- **What you should do**
Work through the data line by line, gathering every line that has the word "text".
[begin Listed records]
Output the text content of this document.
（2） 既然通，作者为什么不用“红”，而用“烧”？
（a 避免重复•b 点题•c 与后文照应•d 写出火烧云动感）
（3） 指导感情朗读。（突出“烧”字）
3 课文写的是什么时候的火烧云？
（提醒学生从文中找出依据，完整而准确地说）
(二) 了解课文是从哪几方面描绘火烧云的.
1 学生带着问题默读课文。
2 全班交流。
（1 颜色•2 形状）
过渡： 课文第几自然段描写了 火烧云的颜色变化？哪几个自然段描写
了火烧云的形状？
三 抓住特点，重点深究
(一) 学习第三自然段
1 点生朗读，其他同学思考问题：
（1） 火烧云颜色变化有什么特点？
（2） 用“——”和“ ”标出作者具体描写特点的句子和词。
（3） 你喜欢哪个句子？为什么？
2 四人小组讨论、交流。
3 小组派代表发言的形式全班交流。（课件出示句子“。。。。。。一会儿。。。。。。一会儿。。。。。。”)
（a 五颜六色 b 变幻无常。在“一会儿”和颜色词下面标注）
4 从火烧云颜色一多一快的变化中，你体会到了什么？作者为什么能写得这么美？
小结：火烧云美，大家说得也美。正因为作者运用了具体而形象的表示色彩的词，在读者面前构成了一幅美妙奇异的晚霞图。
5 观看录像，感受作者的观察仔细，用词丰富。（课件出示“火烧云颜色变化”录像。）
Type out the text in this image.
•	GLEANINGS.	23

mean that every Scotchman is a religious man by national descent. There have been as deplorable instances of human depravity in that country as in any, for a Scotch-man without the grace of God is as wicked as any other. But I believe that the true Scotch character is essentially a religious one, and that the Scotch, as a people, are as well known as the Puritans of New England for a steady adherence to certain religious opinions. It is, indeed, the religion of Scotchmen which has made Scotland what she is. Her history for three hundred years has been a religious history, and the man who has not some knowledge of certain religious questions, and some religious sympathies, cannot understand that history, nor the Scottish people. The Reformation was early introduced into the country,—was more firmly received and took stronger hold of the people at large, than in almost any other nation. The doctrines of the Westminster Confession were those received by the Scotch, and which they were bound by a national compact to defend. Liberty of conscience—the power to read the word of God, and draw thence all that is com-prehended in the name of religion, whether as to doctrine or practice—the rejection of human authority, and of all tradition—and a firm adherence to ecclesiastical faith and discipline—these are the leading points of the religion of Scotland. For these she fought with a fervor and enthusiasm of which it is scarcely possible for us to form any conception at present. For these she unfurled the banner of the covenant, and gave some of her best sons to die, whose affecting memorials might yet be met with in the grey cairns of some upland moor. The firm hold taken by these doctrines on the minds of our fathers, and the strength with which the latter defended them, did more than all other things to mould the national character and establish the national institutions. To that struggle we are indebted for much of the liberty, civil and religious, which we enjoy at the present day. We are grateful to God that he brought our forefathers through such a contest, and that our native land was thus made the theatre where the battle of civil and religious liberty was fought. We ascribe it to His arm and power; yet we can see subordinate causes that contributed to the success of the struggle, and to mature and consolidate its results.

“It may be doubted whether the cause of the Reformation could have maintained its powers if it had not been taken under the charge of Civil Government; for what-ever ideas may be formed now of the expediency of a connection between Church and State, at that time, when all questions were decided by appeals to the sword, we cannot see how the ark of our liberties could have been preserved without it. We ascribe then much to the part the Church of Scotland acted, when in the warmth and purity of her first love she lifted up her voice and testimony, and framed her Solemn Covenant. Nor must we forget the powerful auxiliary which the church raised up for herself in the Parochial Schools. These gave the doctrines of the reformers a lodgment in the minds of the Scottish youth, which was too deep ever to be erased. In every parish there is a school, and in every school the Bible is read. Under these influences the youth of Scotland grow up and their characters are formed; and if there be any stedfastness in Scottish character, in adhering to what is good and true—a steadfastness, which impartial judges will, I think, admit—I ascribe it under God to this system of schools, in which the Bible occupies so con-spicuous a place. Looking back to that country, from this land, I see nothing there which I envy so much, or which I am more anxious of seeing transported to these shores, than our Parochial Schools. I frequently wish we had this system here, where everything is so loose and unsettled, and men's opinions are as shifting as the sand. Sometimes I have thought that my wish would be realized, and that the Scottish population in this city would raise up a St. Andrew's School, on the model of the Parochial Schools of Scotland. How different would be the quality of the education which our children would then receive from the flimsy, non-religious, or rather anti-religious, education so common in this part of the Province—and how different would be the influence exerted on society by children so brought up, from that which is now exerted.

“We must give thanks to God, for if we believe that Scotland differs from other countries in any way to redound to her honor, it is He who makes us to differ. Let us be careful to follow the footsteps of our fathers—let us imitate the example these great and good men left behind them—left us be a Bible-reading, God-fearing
[end Listed records]
- **Complete response**
Output the text content of this document.
Type out the text in this image.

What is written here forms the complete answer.